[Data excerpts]
════
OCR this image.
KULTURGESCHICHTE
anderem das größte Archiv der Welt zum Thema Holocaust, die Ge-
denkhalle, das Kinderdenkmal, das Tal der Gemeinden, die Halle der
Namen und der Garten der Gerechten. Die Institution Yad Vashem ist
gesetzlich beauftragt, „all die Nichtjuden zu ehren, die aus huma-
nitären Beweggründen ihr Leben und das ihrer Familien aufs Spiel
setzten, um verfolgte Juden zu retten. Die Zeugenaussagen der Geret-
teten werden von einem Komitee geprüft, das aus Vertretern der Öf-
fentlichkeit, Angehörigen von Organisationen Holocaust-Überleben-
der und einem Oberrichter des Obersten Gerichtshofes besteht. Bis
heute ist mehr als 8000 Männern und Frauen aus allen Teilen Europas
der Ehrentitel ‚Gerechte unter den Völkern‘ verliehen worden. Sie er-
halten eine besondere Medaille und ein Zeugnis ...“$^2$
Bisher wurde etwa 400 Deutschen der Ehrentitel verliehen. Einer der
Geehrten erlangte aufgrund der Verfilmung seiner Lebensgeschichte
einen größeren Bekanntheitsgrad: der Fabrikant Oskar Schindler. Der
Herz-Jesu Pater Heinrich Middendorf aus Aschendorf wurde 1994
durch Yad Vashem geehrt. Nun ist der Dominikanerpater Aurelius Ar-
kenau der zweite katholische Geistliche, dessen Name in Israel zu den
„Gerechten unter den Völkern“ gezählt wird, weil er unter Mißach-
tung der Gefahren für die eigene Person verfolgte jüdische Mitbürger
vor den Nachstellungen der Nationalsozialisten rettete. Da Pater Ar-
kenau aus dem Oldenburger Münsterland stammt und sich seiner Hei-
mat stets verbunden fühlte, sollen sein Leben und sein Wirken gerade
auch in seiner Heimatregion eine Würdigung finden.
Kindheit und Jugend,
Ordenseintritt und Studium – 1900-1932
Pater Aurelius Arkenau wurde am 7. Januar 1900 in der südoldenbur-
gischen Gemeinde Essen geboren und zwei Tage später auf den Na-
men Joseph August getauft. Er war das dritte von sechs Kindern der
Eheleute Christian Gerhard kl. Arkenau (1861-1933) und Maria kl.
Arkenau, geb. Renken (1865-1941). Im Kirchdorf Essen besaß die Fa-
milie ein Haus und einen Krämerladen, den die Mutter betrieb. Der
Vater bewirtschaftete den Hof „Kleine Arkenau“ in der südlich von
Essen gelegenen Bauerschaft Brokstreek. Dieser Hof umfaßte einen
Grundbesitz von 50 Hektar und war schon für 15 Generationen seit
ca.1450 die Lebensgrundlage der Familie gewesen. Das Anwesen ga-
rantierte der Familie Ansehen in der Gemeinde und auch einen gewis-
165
════
In the records above, collect each line with "Arkenau".

Pater Aurelius Arkenau wurde am 7. Januar 1900 in der südoldenbur-
Eheleute Christian Gerhard kl. Arkenau (1861-1933) und Maria kl.
Arkenau, geb. Renken (1865-1941). Im Kirchdorf Essen besaß die Fa-
Vater bewirtschaftete den Hof „Kleine Arkenau“ in der südlich von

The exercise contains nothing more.